» **Exercise prompt**: Look through the records and copy each line with the string "para" in it.

Collection entries:
----
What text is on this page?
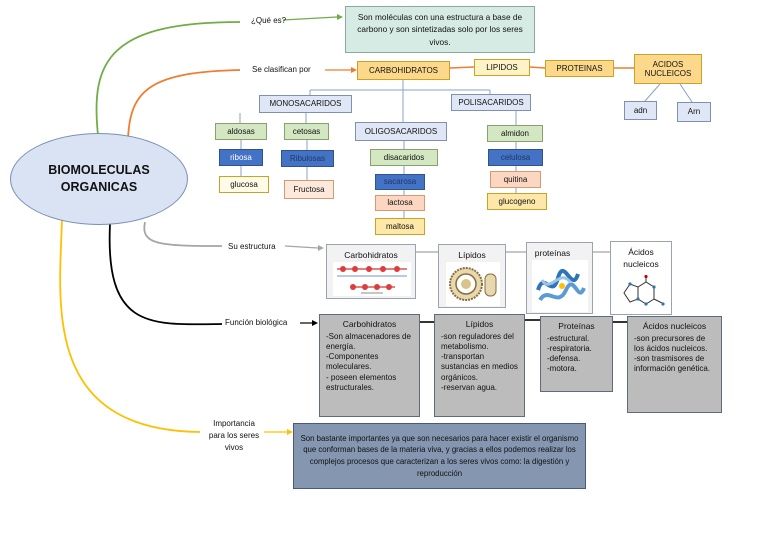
BIOMOLECULAS ORGANICAS
¿Qué es?
Se clasifican por
Su estructura
Función biológica
Importancia para los seres vivos
Son moléculas con una estructura a base de carbono y son sintetizadas solo por los seres vivos.
CARBOHIDRATOS	LIPIDOS	PROTEINAS	ACIDOS NUCLEICOS
adn	Arn
MONOSACARIDOS
OLIGOSACARIDOS
POLISACARIDOS
aldosas	cetosas
ribosa	Ribulosas
glucosa
Fructosa
disacaridos
sacarosa
lactosa
maltosa
almidon
celulosa
quitina
glucogeno
Carbohidratos	Lípidos	proteínas	Ácidos nucleicos
Carbohidratos
-Son almacenadores de energía.
-Componentes moleculares.
- poseen elementos estructurales.
Lípidos
-son reguladores del metabolismo.
-transportan sustancias en medios orgánicos.
-reservan agua.
Proteínas
-estructural.
-respiratoria.
-defensa.
-motora.
Ácidos nucleicos
-son precursores de los ácidos nucleicos.
-son trasmisores de información genética.
Son bastante importantes ya que son necesarios para hacer existir el organismo que conforman bases de la materia viva, y gracias a ellos podemos realizar los complejos procesos que caracterizan a los seres vivos como: la digestión y reproducción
----
» **The completed task**:
Importancia para los seres vivos
Son bastante importantes ya que son necesarios para hacer existir el organismo que conforman bases de la materia viva, y gracias a ellos podemos realizar los complejos procesos que caracterizan a los seres vivos como: la digestión y reproducción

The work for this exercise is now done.